TO DO –
Provide an exact transcription of all the records.
>>>>
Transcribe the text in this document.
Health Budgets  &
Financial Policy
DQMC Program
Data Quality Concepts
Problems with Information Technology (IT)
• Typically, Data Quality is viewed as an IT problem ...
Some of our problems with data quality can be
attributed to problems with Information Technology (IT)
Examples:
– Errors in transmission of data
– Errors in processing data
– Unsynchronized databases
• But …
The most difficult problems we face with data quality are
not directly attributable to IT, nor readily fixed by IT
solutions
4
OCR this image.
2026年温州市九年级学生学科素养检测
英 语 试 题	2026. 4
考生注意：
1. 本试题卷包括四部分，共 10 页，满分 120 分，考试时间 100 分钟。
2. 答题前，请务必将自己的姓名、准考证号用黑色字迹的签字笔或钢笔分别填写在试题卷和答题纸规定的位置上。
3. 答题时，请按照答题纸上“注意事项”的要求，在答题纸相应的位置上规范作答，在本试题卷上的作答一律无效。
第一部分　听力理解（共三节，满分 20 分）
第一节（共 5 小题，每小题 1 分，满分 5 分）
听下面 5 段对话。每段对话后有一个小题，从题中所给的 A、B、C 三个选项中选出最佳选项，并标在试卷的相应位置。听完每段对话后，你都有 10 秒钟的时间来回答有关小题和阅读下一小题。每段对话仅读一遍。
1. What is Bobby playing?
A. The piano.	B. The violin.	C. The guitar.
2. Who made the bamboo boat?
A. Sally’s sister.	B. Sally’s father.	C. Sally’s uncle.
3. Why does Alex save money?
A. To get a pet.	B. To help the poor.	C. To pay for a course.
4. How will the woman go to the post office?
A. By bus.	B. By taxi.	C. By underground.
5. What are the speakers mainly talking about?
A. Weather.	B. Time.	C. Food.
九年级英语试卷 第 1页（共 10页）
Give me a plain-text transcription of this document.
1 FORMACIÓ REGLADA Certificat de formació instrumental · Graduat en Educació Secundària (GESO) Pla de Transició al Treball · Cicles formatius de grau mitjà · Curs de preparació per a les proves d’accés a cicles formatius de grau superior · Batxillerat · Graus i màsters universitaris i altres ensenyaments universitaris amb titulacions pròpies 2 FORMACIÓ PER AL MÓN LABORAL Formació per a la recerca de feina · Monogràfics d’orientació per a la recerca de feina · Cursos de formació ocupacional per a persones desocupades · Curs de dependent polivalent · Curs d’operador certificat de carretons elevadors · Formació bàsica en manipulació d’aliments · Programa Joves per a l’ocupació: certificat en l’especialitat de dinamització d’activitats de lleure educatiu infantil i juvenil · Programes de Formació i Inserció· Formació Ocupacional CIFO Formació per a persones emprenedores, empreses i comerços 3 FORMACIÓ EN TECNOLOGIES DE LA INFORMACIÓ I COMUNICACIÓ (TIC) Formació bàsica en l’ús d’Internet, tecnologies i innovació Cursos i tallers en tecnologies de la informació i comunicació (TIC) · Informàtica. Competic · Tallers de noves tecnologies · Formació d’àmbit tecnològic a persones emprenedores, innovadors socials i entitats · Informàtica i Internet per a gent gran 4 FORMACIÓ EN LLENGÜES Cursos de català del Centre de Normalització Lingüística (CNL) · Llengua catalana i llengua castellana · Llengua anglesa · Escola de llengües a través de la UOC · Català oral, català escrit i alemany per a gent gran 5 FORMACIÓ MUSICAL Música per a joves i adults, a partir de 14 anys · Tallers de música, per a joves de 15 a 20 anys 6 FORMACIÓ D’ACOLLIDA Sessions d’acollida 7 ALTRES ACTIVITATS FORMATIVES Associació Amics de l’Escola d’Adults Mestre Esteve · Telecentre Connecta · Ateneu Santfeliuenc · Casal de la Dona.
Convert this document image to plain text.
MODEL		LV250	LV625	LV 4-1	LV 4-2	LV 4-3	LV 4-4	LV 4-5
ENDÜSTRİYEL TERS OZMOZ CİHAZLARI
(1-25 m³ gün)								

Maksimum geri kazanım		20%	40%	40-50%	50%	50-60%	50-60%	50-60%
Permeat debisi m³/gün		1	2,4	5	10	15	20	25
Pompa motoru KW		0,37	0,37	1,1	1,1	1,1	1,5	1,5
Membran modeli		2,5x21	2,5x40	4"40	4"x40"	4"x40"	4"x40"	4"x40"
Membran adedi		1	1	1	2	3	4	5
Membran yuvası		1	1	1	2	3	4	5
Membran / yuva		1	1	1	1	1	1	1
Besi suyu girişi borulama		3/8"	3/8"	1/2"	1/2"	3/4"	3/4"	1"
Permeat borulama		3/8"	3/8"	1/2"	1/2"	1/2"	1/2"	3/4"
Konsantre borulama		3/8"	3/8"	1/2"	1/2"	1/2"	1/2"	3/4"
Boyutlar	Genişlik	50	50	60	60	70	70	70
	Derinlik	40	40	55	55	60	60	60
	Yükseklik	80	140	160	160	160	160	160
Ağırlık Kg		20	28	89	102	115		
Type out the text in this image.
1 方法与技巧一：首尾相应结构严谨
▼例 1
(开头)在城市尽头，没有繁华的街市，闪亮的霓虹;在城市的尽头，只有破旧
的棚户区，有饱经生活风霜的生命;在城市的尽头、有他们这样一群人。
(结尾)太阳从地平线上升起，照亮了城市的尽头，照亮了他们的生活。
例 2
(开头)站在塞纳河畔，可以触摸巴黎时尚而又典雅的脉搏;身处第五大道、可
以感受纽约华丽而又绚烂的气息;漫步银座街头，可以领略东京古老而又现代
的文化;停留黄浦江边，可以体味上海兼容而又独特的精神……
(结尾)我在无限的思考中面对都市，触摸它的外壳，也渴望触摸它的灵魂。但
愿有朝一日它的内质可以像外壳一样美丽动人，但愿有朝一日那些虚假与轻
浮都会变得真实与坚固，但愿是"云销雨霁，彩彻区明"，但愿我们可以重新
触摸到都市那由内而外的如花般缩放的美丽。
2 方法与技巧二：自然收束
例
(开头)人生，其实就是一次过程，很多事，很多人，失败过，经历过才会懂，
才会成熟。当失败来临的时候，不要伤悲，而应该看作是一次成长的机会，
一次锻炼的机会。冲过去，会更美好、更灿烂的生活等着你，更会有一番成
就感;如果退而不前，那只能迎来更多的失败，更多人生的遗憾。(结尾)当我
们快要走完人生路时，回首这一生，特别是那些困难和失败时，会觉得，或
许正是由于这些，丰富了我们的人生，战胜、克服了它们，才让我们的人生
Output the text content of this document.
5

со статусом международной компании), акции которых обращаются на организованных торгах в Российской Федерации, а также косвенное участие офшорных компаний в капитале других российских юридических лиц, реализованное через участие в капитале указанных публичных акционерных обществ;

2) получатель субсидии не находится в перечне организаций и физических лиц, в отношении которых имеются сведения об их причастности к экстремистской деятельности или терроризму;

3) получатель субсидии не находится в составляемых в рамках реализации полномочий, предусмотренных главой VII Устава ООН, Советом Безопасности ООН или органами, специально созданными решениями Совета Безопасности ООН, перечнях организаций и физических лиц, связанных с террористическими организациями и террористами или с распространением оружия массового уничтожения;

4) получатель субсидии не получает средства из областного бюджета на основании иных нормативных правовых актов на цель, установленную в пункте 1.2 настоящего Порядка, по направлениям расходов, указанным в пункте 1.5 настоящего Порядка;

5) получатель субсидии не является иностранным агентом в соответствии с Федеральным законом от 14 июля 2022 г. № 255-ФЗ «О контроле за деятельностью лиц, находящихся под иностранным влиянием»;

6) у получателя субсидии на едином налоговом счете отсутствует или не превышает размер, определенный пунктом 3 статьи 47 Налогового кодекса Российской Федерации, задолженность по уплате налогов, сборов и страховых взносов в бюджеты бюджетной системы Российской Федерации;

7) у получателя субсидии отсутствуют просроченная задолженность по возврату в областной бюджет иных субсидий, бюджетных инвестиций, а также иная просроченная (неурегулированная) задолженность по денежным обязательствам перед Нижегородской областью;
<<<<
OUTPUT –
Transcribe the text in this document.
Health Budgets  &
Financial Policy
DQMC Program
Data Quality Concepts
Problems with Information Technology (IT)
• Typically, Data Quality is viewed as an IT problem ...
Some of our problems with data quality can be
attributed to problems with Information Technology (IT)
Examples:
– Errors in transmission of data
– Errors in processing data
– Unsynchronized databases
• But …
The most difficult problems we face with data quality are
not directly attributable to IT, nor readily fixed by IT
solutions
4
OCR this image.
2026年温州市九年级学生学科素养检测
英 语 试 题	2026. 4
考生注意：
1. 本试题卷包括四部分，共 10 页，满分 120 分，考试时间 100 分钟。
2. 答题前，请务必将自己的姓名、准考证号用黑色字迹的签字笔或钢笔分别填写在试题卷和答题纸规定的位置上。
3. 答题时，请按照答题纸上“注意事项”的要求，在答题纸相应的位置上规范作答，在本试题卷上的作答一律无效。
第一部分　听力理解（共三节，满分 20 分）
第一节（共 5 小题，每小题 1 分，满分 5 分）
听下面 5 段对话。每段对话后有一个小题，从题中所给的 A、B、C 三个选项中选出最佳选项，并标在试卷的相应位置。听完每段对话后，你都有 10 秒钟的时间来回答有关小题和阅读下一小题。每段对话仅读一遍。
1. What is Bobby playing?
A. The piano.	B. The violin.	C. The guitar.
2. Who made the bamboo boat?
A. Sally’s sister.	B. Sally’s father.	C. Sally’s uncle.
3. Why does Alex save money?
A. To get a pet.	B. To help the poor.	C. To pay for a course.
4. How will the woman go to the post office?
A. By bus.	B. By taxi.	C. By underground.
5. What are the speakers mainly talking about?
A. Weather.	B. Time.	C. Food.
九年级英语试卷 第 1页（共 10页）
Give me a plain-text transcription of this document.
1 FORMACIÓ REGLADA Certificat de formació instrumental · Graduat en Educació Secundària (GESO) Pla de Transició al Treball · Cicles formatius de grau mitjà · Curs de preparació per a les proves d’accés a cicles formatius de grau superior · Batxillerat · Graus i màsters universitaris i altres ensenyaments universitaris amb titulacions pròpies 2 FORMACIÓ PER AL MÓN LABORAL Formació per a la recerca de feina · Monogràfics d’orientació per a la recerca de feina · Cursos de formació ocupacional per a persones desocupades · Curs de dependent polivalent · Curs d’operador certificat de carretons elevadors · Formació bàsica en manipulació d’aliments · Programa Joves per a l’ocupació: certificat en l’especialitat de dinamització d’activitats de lleure educatiu infantil i juvenil · Programes de Formació i Inserció· Formació Ocupacional CIFO Formació per a persones emprenedores, empreses i comerços 3 FORMACIÓ EN TECNOLOGIES DE LA INFORMACIÓ I COMUNICACIÓ (TIC) Formació bàsica en l’ús d’Internet, tecnologies i innovació Cursos i tallers en tecnologies de la informació i comunicació (TIC) · Informàtica. Competic · Tallers de noves tecnologies · Formació d’àmbit tecnològic a persones emprenedores, innovadors socials i entitats · Informàtica i Internet per a gent gran 4 FORMACIÓ EN LLENGÜES Cursos de català del Centre de Normalització Lingüística (CNL) · Llengua catalana i llengua castellana · Llengua anglesa · Escola de llengües a través de la UOC · Català oral, català escrit i alemany per a gent gran 5 FORMACIÓ MUSICAL Música per a joves i adults, a partir de 14 anys · Tallers de música, per a joves de 15 a 20 anys 6 FORMACIÓ D’ACOLLIDA Sessions d’acollida 7 ALTRES ACTIVITATS FORMATIVES Associació Amics de l’Escola d’Adults Mestre Esteve · Telecentre Connecta · Ateneu Santfeliuenc · Casal de la Dona.
Convert this document image to plain text.
MODEL		LV250	LV625	LV 4-1	LV 4-2	LV 4-3	LV 4-4	LV 4-5
ENDÜSTRİYEL TERS OZMOZ CİHAZLARI
(1-25 m³ gün)								

Maksimum geri kazanım		20%	40%	40-50%	50%	50-60%	50-60%	50-60%
Permeat debisi m³/gün		1	2,4	5	10	15	20	25
Pompa motoru KW		0,37	0,37	1,1	1,1	1,1	1,5	1,5
Membran modeli		2,5x21	2,5x40	4"40	4"x40"	4"x40"	4"x40"	4"x40"
Membran adedi		1	1	1	2	3	4	5
Membran yuvası		1	1	1	2	3	4	5
Membran / yuva		1	1	1	1	1	1	1
Besi suyu girişi borulama		3/8"	3/8"	1/2"	1/2"	3/4"	3/4"	1"
Permeat borulama		3/8"	3/8"	1/2"	1/2"	1/2"	1/2"	3/4"
Konsantre borulama		3/8"	3/8"	1/2"	1/2"	1/2"	1/2"	3/4"
Boyutlar	Genişlik	50	50	60	60	70	70	70
	Derinlik	40	40	55	55	60	60	60
	Yükseklik	80	140	160	160	160	160	160
Ağırlık Kg		20	28	89	102	115		
Type out the text in this image.
1 方法与技巧一：首尾相应结构严谨
▼例 1
(开头)在城市尽头，没有繁华的街市，闪亮的霓虹;在城市的尽头，只有破旧
的棚户区，有饱经生活风霜的生命;在城市的尽头、有他们这样一群人。
(结尾)太阳从地平线上升起，照亮了城市的尽头，照亮了他们的生活。
例 2
(开头)站在塞纳河畔，可以触摸巴黎时尚而又典雅的脉搏;身处第五大道、可
以感受纽约华丽而又绚烂的气息;漫步银座街头，可以领略东京古老而又现代
的文化;停留黄浦江边，可以体味上海兼容而又独特的精神……
(结尾)我在无限的思考中面对都市，触摸它的外壳，也渴望触摸它的灵魂。但
愿有朝一日它的内质可以像外壳一样美丽动人，但愿有朝一日那些虚假与轻
浮都会变得真实与坚固，但愿是"云销雨霁，彩彻区明"，但愿我们可以重新
触摸到都市那由内而外的如花般缩放的美丽。
2 方法与技巧二：自然收束
例
(开头)人生，其实就是一次过程，很多事，很多人，失败过，经历过才会懂，
才会成熟。当失败来临的时候，不要伤悲，而应该看作是一次成长的机会，
一次锻炼的机会。冲过去，会更美好、更灿烂的生活等着你，更会有一番成
就感;如果退而不前，那只能迎来更多的失败，更多人生的遗憾。(结尾)当我
们快要走完人生路时，回首这一生，特别是那些困难和失败时，会觉得，或
许正是由于这些，丰富了我们的人生，战胜、克服了它们，才让我们的人生
Output the text content of this document.
5

со статусом международной компании), акции которых обращаются на организованных торгах в Российской Федерации, а также косвенное участие офшорных компаний в капитале других российских юридических лиц, реализованное через участие в капитале указанных публичных акционерных обществ;

2) получатель субсидии не находится в перечне организаций и физических лиц, в отношении которых имеются сведения об их причастности к экстремистской деятельности или терроризму;

3) получатель субсидии не находится в составляемых в рамках реализации полномочий, предусмотренных главой VII Устава ООН, Советом Безопасности ООН или органами, специально созданными решениями Совета Безопасности ООН, перечнях организаций и физических лиц, связанных с террористическими организациями и террористами или с распространением оружия массового уничтожения;

4) получатель субсидии не получает средства из областного бюджета на основании иных нормативных правовых актов на цель, установленную в пункте 1.2 настоящего Порядка, по направлениям расходов, указанным в пункте 1.5 настоящего Порядка;

5) получатель субсидии не является иностранным агентом в соответствии с Федеральным законом от 14 июля 2022 г. № 255-ФЗ «О контроле за деятельностью лиц, находящихся под иностранным влиянием»;

6) у получателя субсидии на едином налоговом счете отсутствует или не превышает размер, определенный пунктом 3 статьи 47 Налогового кодекса Российской Федерации, задолженность по уплате налогов, сборов и страховых взносов в бюджеты бюджетной системы Российской Федерации;

7) у получателя субсидии отсутствуют просроченная задолженность по возврату в областной бюджет иных субсидий, бюджетных инвестиций, а также иная просроченная (неурегулированная) задолженность по денежным обязательствам перед Нижегородской областью;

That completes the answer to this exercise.